» What you will do:
Pull every line containing the word "fraction" out of the material below.

________________

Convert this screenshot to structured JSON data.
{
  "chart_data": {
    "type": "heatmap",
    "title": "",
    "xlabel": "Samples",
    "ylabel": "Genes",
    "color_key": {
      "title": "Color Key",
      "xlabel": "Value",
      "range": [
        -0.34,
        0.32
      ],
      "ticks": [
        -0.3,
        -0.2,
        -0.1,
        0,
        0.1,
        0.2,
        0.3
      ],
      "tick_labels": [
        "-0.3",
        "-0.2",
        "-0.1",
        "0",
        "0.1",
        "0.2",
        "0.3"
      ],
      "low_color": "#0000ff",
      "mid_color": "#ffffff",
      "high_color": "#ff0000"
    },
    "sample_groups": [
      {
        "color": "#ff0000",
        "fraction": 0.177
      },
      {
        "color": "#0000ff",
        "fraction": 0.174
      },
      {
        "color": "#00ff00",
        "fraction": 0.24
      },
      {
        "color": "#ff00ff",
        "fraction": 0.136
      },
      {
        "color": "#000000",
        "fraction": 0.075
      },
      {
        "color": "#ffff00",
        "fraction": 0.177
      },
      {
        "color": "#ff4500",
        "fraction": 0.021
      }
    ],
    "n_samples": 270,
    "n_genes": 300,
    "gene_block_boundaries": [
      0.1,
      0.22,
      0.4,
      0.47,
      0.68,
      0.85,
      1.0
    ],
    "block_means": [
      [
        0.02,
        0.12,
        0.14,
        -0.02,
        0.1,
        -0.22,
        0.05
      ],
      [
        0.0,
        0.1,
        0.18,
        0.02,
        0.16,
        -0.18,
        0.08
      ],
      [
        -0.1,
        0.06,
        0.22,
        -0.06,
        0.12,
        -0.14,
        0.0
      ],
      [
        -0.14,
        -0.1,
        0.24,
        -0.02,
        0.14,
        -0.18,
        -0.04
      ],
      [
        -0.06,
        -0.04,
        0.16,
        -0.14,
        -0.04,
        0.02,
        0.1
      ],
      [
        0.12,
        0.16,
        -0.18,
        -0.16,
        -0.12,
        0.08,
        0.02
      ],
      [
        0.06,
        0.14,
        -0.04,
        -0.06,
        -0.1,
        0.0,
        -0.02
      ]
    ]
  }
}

________________

» Output for this task:
        "fraction": 0.177
        "fraction": 0.174
        "fraction": 0.24
        "fraction": 0.136
        "fraction": 0.075
        "fraction": 0.177
        "fraction": 0.021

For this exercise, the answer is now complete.